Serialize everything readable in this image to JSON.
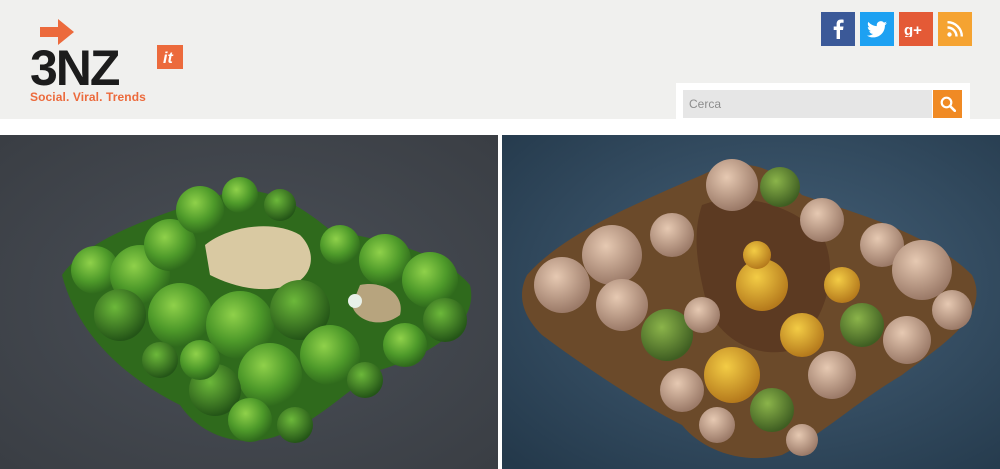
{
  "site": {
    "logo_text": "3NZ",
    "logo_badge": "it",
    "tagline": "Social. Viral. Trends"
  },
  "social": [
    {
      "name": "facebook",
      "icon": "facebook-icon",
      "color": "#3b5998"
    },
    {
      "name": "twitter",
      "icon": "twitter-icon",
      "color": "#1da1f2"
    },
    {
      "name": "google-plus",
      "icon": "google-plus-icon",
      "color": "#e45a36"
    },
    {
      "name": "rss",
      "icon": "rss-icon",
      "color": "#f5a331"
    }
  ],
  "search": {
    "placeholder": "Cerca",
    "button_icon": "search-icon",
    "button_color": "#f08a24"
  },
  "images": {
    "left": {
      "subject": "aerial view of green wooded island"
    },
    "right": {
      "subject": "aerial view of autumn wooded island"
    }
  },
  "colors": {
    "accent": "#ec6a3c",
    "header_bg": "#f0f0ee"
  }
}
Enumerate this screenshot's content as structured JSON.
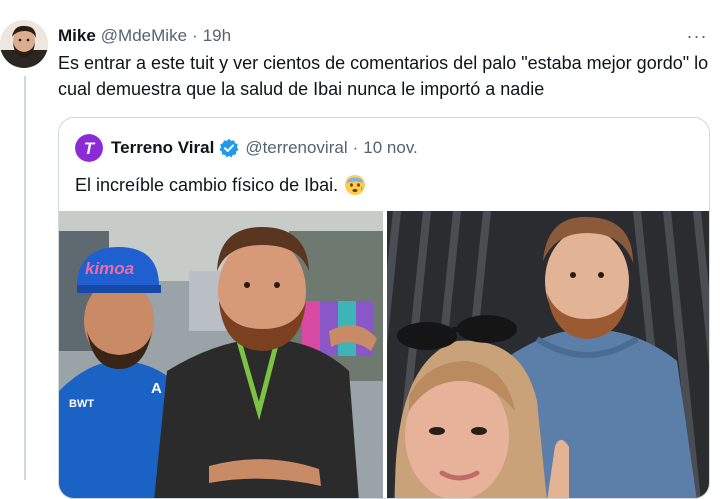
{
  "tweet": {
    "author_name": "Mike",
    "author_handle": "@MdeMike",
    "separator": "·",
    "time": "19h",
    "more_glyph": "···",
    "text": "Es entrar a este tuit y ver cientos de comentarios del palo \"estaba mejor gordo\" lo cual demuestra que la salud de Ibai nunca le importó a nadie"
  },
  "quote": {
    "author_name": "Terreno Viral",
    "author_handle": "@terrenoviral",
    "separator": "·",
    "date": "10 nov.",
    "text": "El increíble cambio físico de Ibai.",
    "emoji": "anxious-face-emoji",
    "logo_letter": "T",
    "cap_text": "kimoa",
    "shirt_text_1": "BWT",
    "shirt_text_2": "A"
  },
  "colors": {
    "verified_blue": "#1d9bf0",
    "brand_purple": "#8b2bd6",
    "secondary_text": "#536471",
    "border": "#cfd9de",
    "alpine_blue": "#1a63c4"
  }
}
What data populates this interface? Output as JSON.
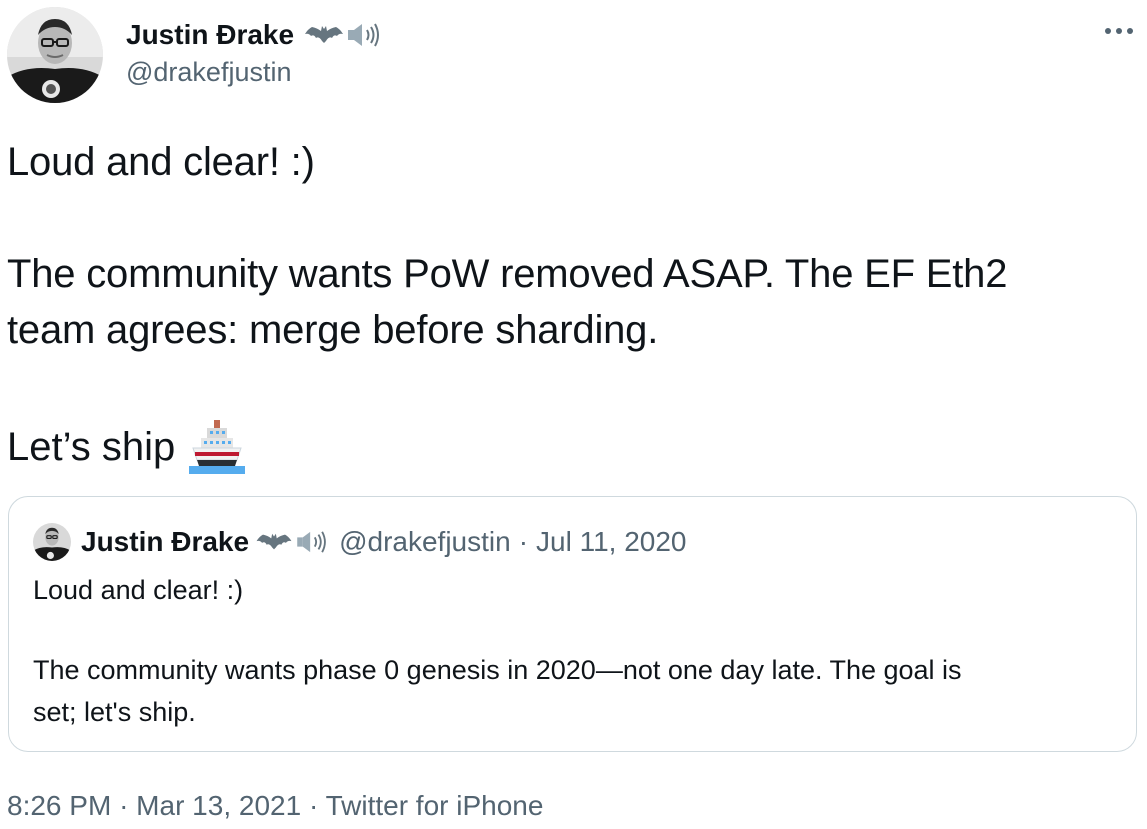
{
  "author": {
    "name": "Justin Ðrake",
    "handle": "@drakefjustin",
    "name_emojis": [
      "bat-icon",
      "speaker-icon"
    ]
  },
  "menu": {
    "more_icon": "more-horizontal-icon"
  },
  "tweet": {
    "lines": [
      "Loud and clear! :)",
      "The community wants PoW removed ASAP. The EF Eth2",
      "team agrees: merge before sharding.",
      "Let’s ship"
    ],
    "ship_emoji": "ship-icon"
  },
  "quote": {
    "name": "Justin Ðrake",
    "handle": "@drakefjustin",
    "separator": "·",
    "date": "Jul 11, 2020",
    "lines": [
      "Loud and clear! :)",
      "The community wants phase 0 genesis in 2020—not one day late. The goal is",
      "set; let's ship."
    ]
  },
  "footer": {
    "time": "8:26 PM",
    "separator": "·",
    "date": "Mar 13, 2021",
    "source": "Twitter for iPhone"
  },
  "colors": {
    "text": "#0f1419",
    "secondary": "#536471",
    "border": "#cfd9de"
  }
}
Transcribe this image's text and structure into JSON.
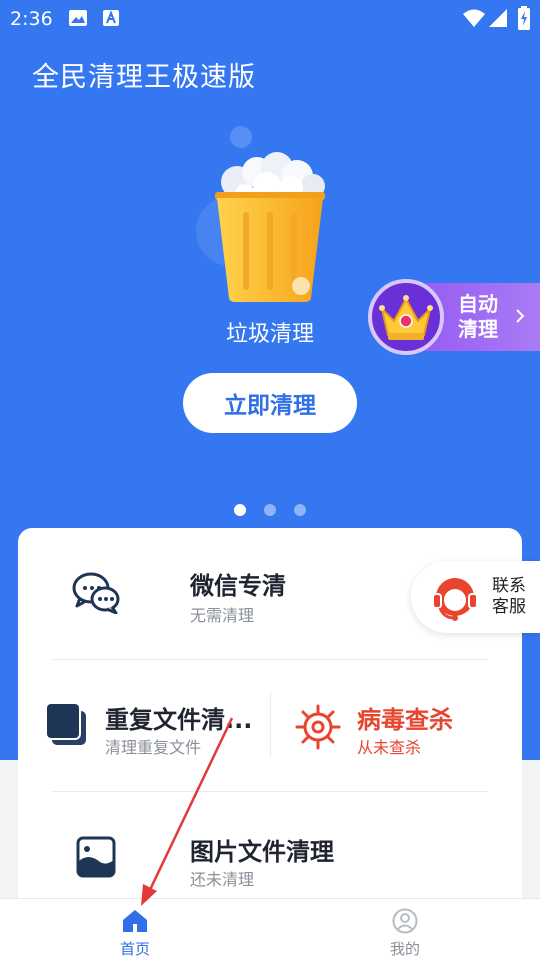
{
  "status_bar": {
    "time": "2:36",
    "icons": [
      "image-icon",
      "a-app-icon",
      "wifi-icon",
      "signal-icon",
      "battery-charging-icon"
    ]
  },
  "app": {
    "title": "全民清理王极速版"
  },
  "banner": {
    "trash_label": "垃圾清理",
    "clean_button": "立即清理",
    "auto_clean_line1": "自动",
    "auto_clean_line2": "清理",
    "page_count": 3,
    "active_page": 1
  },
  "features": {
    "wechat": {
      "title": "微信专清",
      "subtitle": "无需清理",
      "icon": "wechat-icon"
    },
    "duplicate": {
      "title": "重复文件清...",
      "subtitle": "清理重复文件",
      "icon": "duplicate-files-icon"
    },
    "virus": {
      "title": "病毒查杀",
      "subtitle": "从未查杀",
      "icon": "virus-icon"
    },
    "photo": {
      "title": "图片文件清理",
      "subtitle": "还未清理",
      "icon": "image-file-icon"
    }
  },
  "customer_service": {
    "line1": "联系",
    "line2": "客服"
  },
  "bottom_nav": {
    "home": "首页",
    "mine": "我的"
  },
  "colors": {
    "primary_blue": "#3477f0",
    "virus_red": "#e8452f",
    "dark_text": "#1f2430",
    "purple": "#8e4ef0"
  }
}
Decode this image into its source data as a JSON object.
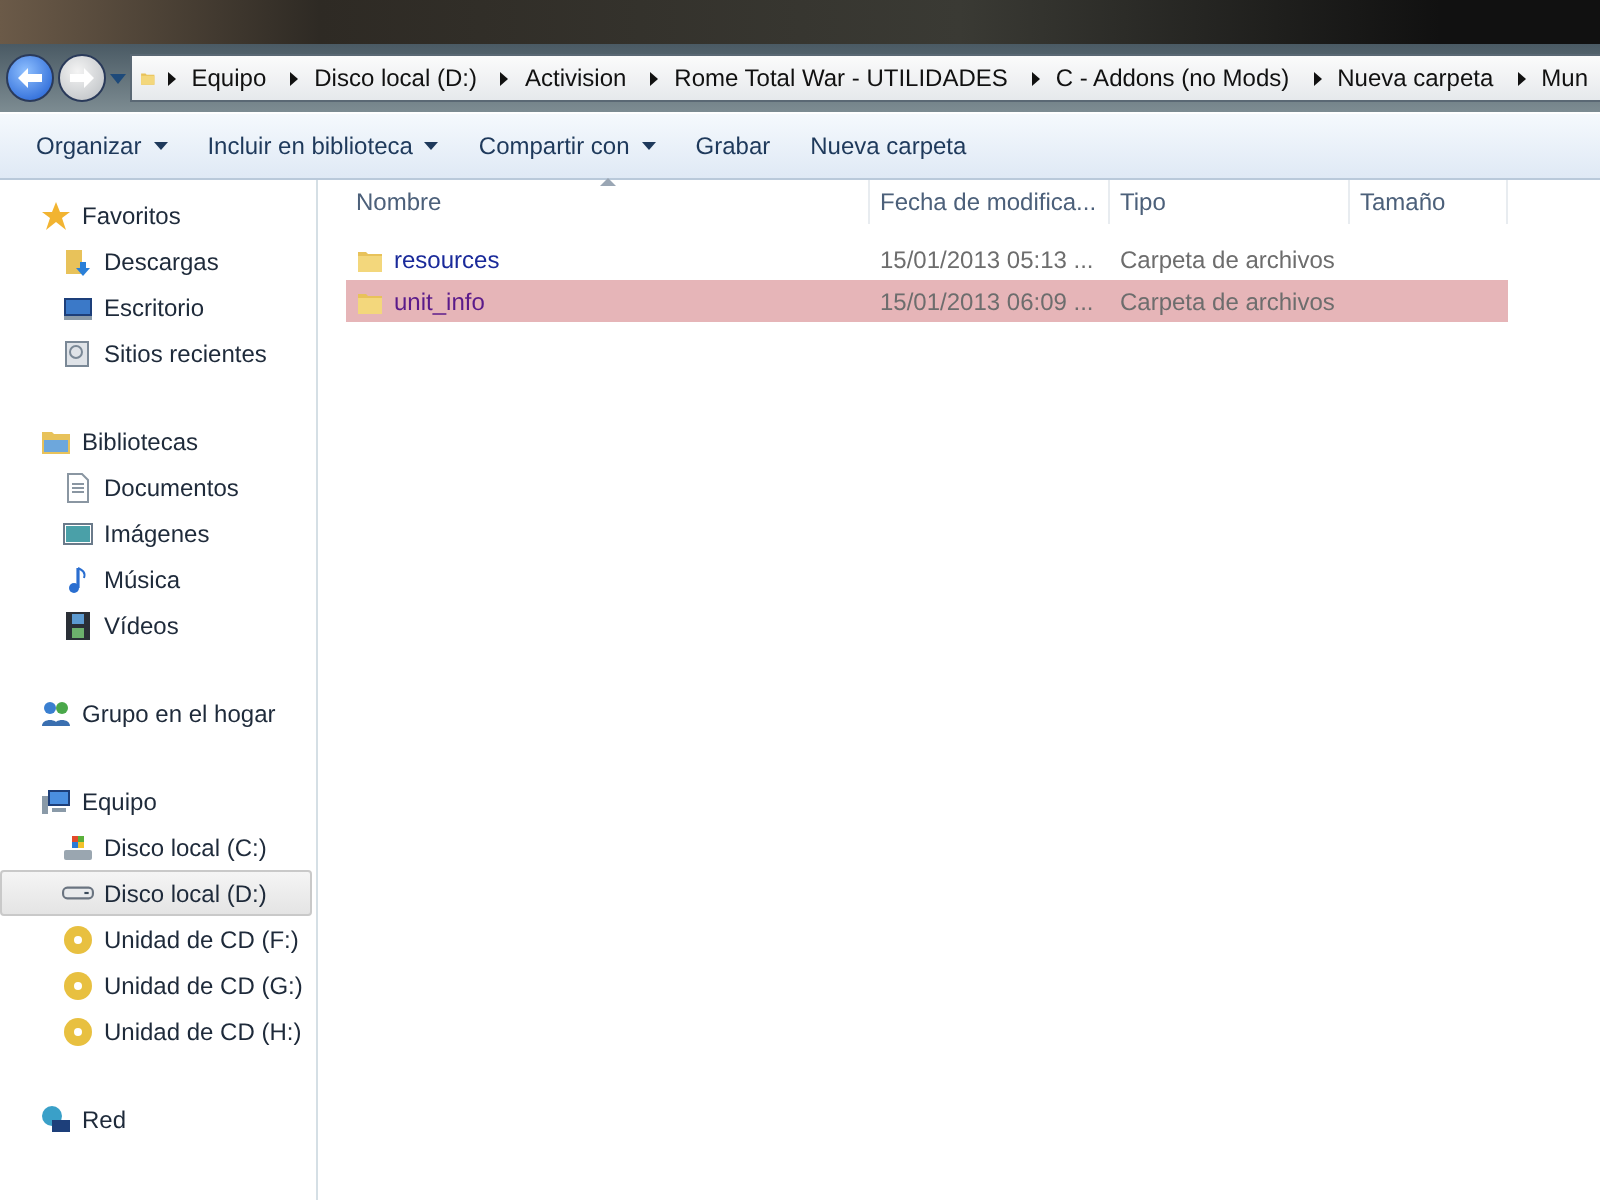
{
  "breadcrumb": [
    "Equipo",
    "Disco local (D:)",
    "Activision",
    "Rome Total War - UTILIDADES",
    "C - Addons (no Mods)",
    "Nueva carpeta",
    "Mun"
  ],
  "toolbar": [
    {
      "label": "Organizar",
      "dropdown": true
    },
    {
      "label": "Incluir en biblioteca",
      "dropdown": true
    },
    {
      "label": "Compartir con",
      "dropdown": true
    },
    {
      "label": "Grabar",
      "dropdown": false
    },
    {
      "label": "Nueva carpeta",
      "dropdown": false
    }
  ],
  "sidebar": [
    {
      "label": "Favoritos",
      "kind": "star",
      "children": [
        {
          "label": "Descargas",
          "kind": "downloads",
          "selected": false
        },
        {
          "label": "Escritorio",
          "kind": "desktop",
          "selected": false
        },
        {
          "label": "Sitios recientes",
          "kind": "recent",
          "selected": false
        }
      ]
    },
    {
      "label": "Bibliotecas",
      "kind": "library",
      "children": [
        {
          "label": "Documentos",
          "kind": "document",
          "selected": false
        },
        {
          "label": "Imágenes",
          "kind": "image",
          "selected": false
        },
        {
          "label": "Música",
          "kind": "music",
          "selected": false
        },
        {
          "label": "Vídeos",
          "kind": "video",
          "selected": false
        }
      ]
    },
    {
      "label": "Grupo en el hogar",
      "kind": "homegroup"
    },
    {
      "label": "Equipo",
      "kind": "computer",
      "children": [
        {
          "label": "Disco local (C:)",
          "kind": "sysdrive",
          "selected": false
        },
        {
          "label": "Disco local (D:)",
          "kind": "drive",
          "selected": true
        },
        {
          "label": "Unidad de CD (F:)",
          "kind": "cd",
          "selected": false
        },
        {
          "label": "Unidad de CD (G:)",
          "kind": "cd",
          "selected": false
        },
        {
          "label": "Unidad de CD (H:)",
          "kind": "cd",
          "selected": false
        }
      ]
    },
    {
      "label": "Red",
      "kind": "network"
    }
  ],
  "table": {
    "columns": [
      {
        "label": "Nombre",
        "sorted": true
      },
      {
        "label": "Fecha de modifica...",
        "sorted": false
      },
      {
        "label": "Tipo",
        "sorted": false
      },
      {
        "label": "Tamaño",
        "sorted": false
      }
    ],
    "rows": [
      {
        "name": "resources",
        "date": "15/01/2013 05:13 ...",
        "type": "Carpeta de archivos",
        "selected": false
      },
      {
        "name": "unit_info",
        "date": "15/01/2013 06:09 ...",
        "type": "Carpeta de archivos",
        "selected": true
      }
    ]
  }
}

------------------------------------------------------------

ABOUT THIS TASK - Give the number of lines in the listing that include the word "wants", without any added words.

RESPONSE AREA - 2